Dataset records
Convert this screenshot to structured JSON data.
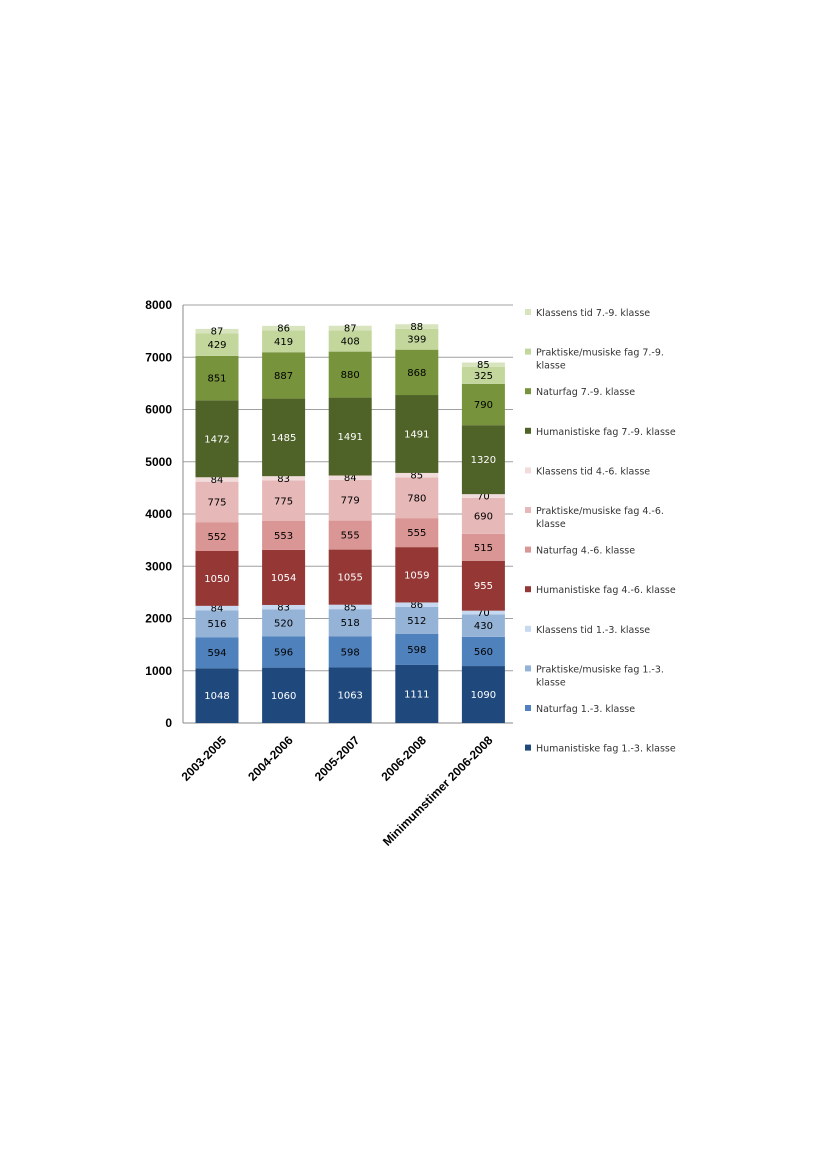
{
  "chart_data": {
    "type": "bar",
    "stacked": true,
    "categories": [
      "2003-2005",
      "2004-2006",
      "2005-2007",
      "2006-2008",
      "Minimumstimer 2006-2008"
    ],
    "ylim": [
      0,
      8000
    ],
    "yticks": [
      0,
      1000,
      2000,
      3000,
      4000,
      5000,
      6000,
      7000,
      8000
    ],
    "grid": true,
    "legend_position": "right",
    "series": [
      {
        "name": "Humanistiske fag 1.-3. klasse",
        "color": "#1f497d",
        "values": [
          1048,
          1060,
          1063,
          1111,
          1090
        ]
      },
      {
        "name": "Naturfag 1.-3. klasse",
        "color": "#4f81bd",
        "values": [
          594,
          596,
          598,
          598,
          560
        ]
      },
      {
        "name": "Praktiske/musiske fag 1.-3. klasse",
        "color": "#95b3d7",
        "values": [
          516,
          520,
          518,
          512,
          430
        ]
      },
      {
        "name": "Klassens tid 1.-3. klasse",
        "color": "#c6d9f1",
        "values": [
          84,
          83,
          85,
          86,
          70
        ]
      },
      {
        "name": "Humanistiske fag 4.-6. klasse",
        "color": "#953735",
        "values": [
          1050,
          1054,
          1055,
          1059,
          955
        ]
      },
      {
        "name": "Naturfag 4.-6. klasse",
        "color": "#d99694",
        "values": [
          552,
          553,
          555,
          555,
          515
        ]
      },
      {
        "name": "Praktiske/musiske fag 4.-6. klasse",
        "color": "#e6b9b8",
        "values": [
          775,
          775,
          779,
          780,
          690
        ]
      },
      {
        "name": "Klassens tid 4.-6. klasse",
        "color": "#f2dcdb",
        "values": [
          84,
          83,
          84,
          85,
          70
        ]
      },
      {
        "name": "Humanistiske fag 7.-9. klasse",
        "color": "#4f6228",
        "values": [
          1472,
          1485,
          1491,
          1491,
          1320
        ]
      },
      {
        "name": "Naturfag 7.-9. klasse",
        "color": "#77933c",
        "values": [
          851,
          887,
          880,
          868,
          790
        ]
      },
      {
        "name": "Praktiske/musiske fag 7.-9. klasse",
        "color": "#c3d69b",
        "values": [
          429,
          419,
          408,
          399,
          325
        ]
      },
      {
        "name": "Klassens tid 7.-9. klasse",
        "color": "#d7e4bd",
        "values": [
          87,
          86,
          87,
          88,
          85
        ]
      }
    ]
  },
  "legend": [
    {
      "lines": [
        "Klassens tid 7.-9. klasse"
      ],
      "color": "#d7e4bd"
    },
    {
      "lines": [
        "Praktiske/musiske fag 7.-9.",
        "klasse"
      ],
      "color": "#c3d69b"
    },
    {
      "lines": [
        "Naturfag 7.-9. klasse"
      ],
      "color": "#77933c"
    },
    {
      "lines": [
        "Humanistiske fag 7.-9. klasse"
      ],
      "color": "#4f6228"
    },
    {
      "lines": [
        "Klassens tid 4.-6. klasse"
      ],
      "color": "#f2dcdb"
    },
    {
      "lines": [
        "Praktiske/musiske fag 4.-6.",
        "klasse"
      ],
      "color": "#e6b9b8"
    },
    {
      "lines": [
        "Naturfag 4.-6. klasse"
      ],
      "color": "#d99694"
    },
    {
      "lines": [
        "Humanistiske fag 4.-6. klasse"
      ],
      "color": "#953735"
    },
    {
      "lines": [
        "Klassens tid 1.-3. klasse"
      ],
      "color": "#c6d9f1"
    },
    {
      "lines": [
        "Praktiske/musiske fag 1.-3.",
        "klasse"
      ],
      "color": "#95b3d7"
    },
    {
      "lines": [
        "Naturfag 1.-3. klasse"
      ],
      "color": "#4f81bd"
    },
    {
      "lines": [
        "Humanistiske fag 1.-3. klasse"
      ],
      "color": "#1f497d"
    }
  ]
}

Stated exercise: Take every line from the records above that has the word "Humanistiske" and copy it.

Written answer:
        "name": "Humanistiske fag 1.-3. klasse",
        "name": "Humanistiske fag 4.-6. klasse",
        "name": "Humanistiske fag 7.-9. klasse",
        "Humanistiske fag 7.-9. klasse"
        "Humanistiske fag 4.-6. klasse"
        "Humanistiske fag 1.-3. klasse"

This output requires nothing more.